*WHAT IS NEEDED:*
In the following material, identify every line holding the string "février" and return it.
>> BEGIN RECORDS FOR THIS TASK
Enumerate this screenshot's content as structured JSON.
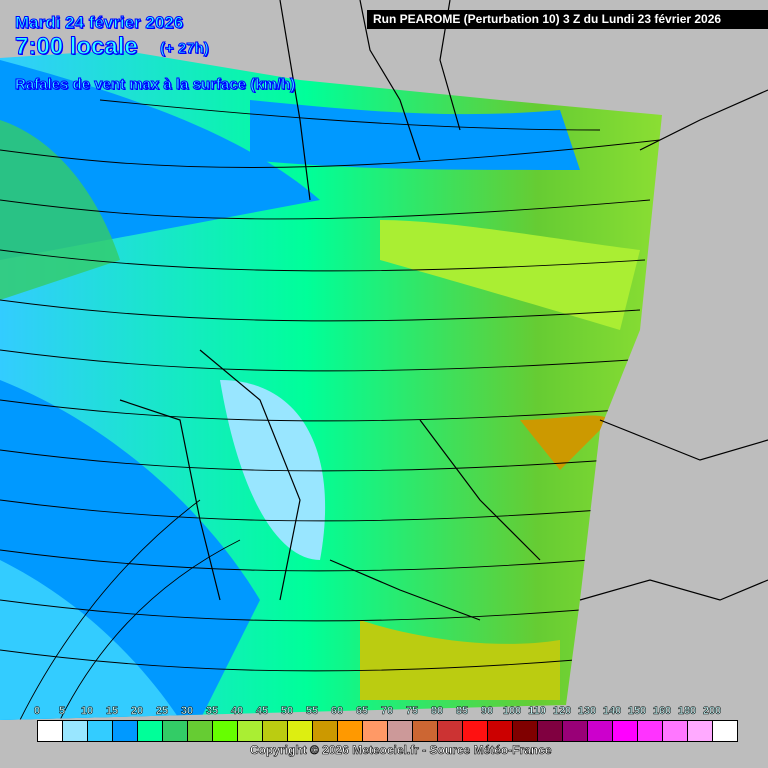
{
  "header": {
    "date": "Mardi 24 février 2026",
    "hour": "7:00 locale",
    "lead": "(+ 27h)",
    "parameter": "Rafales de vent max à la surface (km/h)",
    "run": "Run PEAROME (Perturbation 10) 3 Z du Lundi 23 février 2026"
  },
  "legend": {
    "labels": [
      "0",
      "5",
      "10",
      "15",
      "20",
      "25",
      "30",
      "35",
      "40",
      "45",
      "50",
      "55",
      "60",
      "65",
      "70",
      "75",
      "80",
      "85",
      "90",
      "100",
      "110",
      "120",
      "130",
      "140",
      "150",
      "160",
      "180",
      "200"
    ],
    "colors": [
      "#ffffff",
      "#99e6ff",
      "#33ccff",
      "#0099ff",
      "#00ff99",
      "#33cc66",
      "#66cc33",
      "#66ff00",
      "#aaee33",
      "#bbcc11",
      "#ddee11",
      "#cc9900",
      "#ff9900",
      "#ff9966",
      "#cc9999",
      "#cc6633",
      "#cc3333",
      "#ff1111",
      "#cc0000",
      "#800000",
      "#800040",
      "#990077",
      "#cc00cc",
      "#ff00ff",
      "#ff33ff",
      "#ff77ff",
      "#ffaaff",
      "#ffffff"
    ]
  },
  "footer": {
    "copyright": "Copyright © 2026 Meteociel.fr - Source Météo-France"
  }
}
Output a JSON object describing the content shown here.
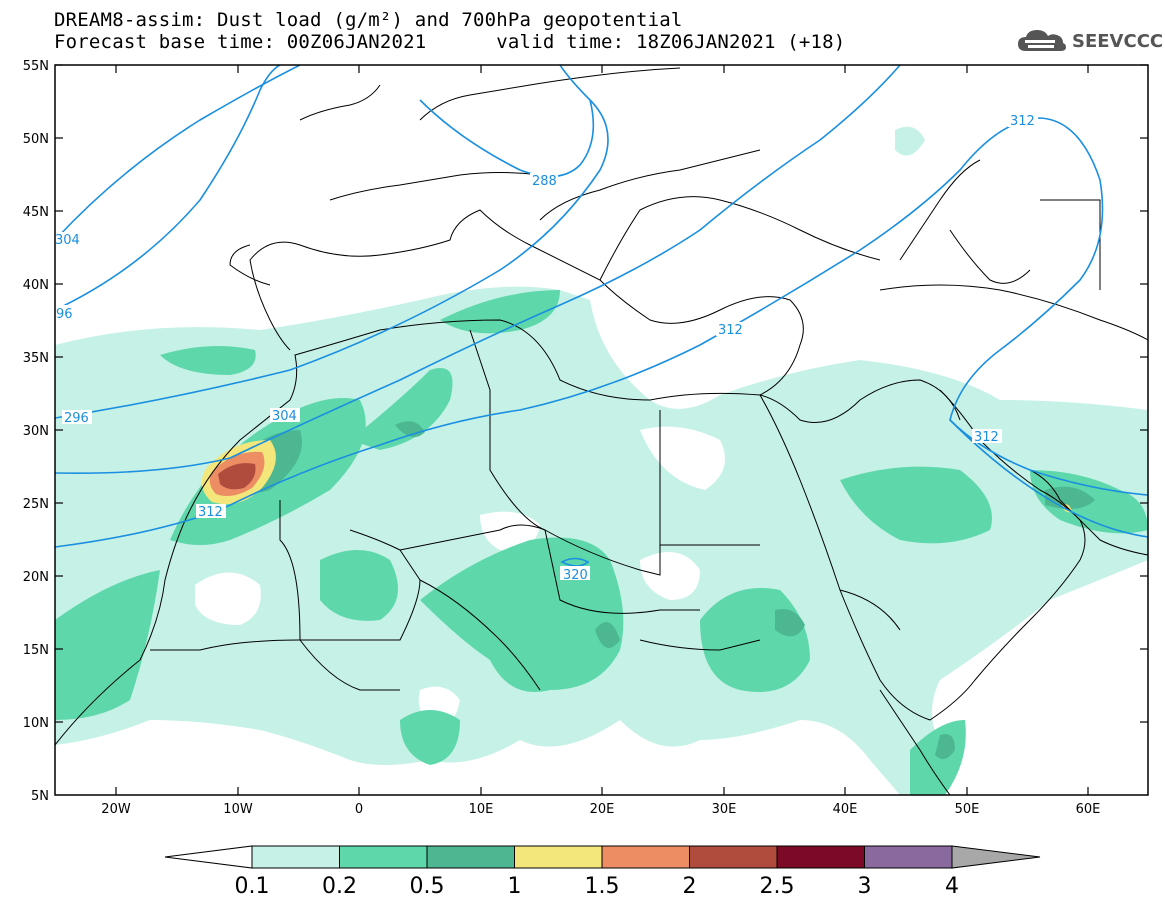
{
  "title_line1": "DREAM8-assim: Dust load (g/m²) and 700hPa geopotential",
  "title_line2": "Forecast base time: 00Z06JAN2021      valid time: 18Z06JAN2021 (+18)",
  "logo_text": "SEEVCCC",
  "lat_labels": [
    "55N",
    "50N",
    "45N",
    "40N",
    "35N",
    "30N",
    "25N",
    "20N",
    "15N",
    "10N",
    "5N"
  ],
  "lon_labels": [
    "20W",
    "10W",
    "0",
    "10E",
    "20E",
    "30E",
    "40E",
    "50E",
    "60E"
  ],
  "contour_labels": [
    "288",
    "312",
    "304",
    "96",
    "296",
    "304",
    "312",
    "320",
    "312",
    "312"
  ],
  "colorbar": {
    "labels": [
      "0.1",
      "0.2",
      "0.5",
      "1",
      "1.5",
      "2",
      "2.5",
      "3",
      "4"
    ],
    "colors": [
      "#c6f1e7",
      "#5ed8ab",
      "#4cb791",
      "#f3e67a",
      "#ec8d64",
      "#b04c3e",
      "#7c0a26",
      "#8a6a9e"
    ],
    "under_color": "#ffffff",
    "over_color": "#a8a8a8"
  },
  "colors": {
    "contour_line": "#1a8fe0",
    "coast": "#000000",
    "dust_level1": "#c6f1e7",
    "dust_level2": "#5ed8ab",
    "dust_level3": "#4cb791",
    "dust_level4": "#f3e67a",
    "dust_level5": "#ec8d64",
    "dust_level6": "#b04c3e"
  }
}
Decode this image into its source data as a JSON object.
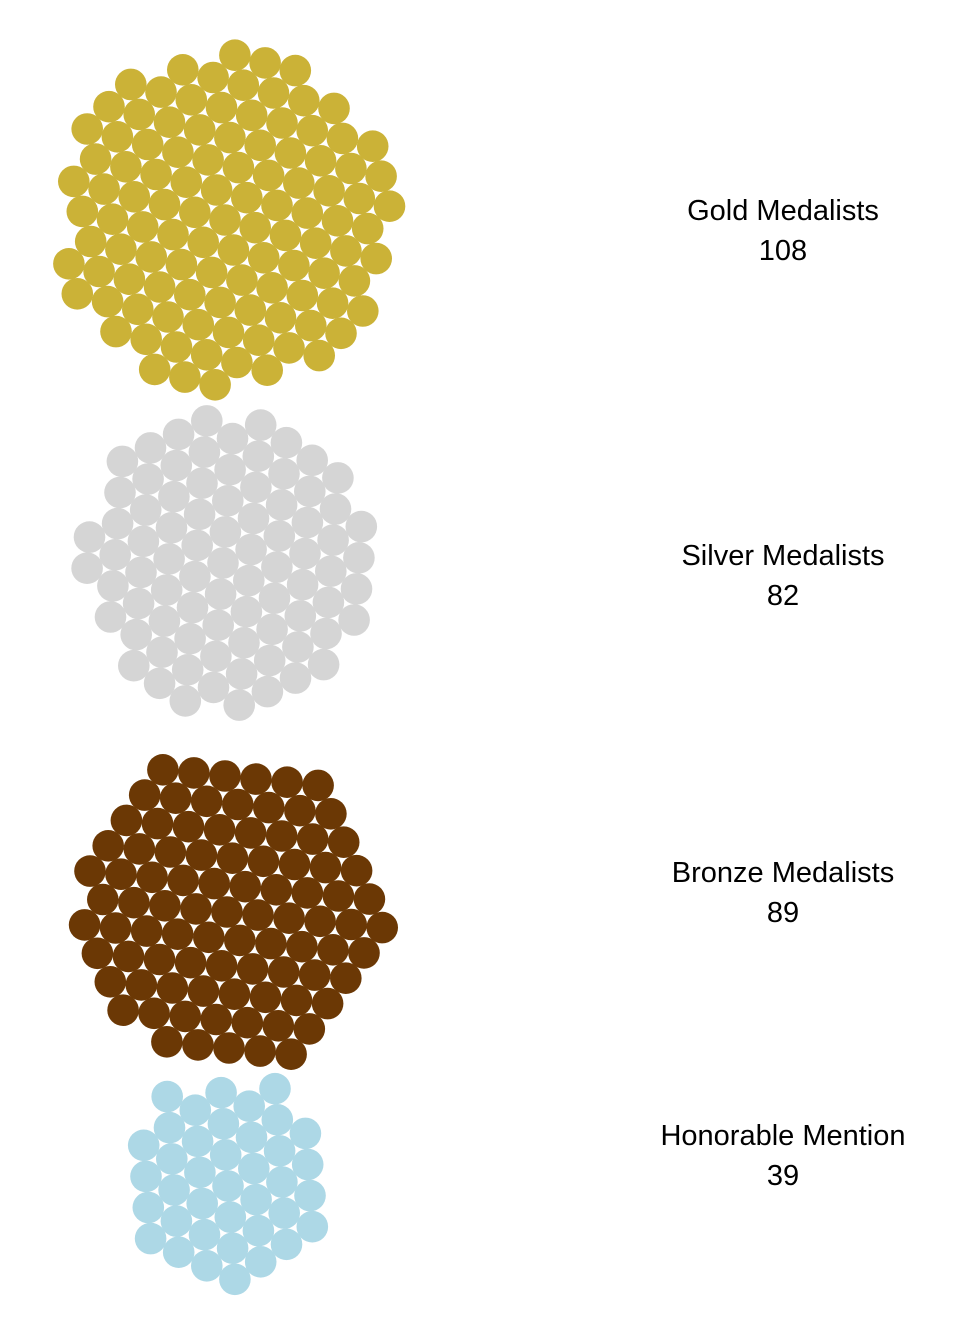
{
  "chart_data": {
    "type": "packed-circles",
    "groups": [
      {
        "name": "Gold Medalists",
        "value": 108,
        "value_label": "108",
        "color": "#CBB237"
      },
      {
        "name": "Silver Medalists",
        "value": 82,
        "value_label": "82",
        "color": "#D5D5D5"
      },
      {
        "name": "Bronze Medalists",
        "value": 89,
        "value_label": "89",
        "color": "#6B3805"
      },
      {
        "name": "Honorable Mention",
        "value": 39,
        "value_label": "39",
        "color": "#ADD8E6"
      }
    ]
  }
}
>> END RECORDS FOR THIS TASK
*TASK RESULT:*
    "date": "Mardi 24 février 2026",
    "run": "Run PEAROME (Perturbation 10) 3 Z du Lundi 23 février 2026"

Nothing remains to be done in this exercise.